PROBLEM TO WORK ON: Of the lines in the listing below, how many hold "Featured"? Answer with the number only.

TASK INPUTS:
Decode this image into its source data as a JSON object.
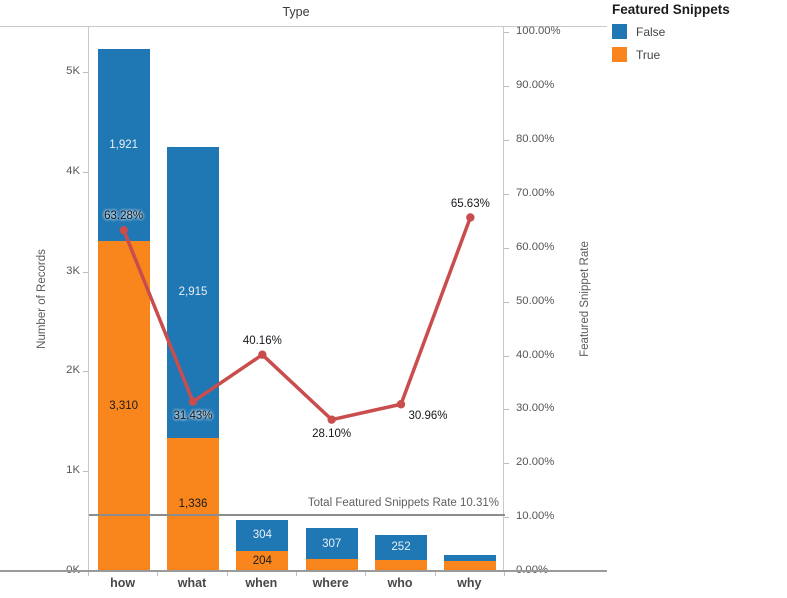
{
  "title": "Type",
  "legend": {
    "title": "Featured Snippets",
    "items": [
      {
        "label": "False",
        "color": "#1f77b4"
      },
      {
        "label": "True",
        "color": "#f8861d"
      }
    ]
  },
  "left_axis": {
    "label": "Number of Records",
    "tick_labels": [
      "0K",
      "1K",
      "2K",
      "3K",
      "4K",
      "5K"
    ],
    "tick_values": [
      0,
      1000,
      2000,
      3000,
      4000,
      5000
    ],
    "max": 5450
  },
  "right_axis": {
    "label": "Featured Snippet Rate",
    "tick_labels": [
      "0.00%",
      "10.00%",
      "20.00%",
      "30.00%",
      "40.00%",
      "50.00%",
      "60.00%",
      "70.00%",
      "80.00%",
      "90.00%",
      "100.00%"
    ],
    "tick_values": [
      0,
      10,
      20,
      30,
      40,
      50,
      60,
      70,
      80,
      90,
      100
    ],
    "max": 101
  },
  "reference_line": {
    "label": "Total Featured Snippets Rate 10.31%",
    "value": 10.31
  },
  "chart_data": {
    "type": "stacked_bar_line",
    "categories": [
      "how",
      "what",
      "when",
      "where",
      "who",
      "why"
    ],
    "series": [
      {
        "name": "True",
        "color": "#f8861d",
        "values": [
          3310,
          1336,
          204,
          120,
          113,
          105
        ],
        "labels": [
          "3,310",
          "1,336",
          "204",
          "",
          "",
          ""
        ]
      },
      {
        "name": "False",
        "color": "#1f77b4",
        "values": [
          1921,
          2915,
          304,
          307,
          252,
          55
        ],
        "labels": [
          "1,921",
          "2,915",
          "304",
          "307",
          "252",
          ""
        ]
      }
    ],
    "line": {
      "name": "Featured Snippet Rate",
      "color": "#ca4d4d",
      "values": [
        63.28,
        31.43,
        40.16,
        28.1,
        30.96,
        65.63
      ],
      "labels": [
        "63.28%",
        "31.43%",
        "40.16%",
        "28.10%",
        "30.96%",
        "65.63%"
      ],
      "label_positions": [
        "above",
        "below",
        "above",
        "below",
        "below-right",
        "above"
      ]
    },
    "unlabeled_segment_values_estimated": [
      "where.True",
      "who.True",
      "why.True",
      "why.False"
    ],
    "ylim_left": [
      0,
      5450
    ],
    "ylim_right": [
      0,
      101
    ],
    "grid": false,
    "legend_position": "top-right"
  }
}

TASK RESULT: 4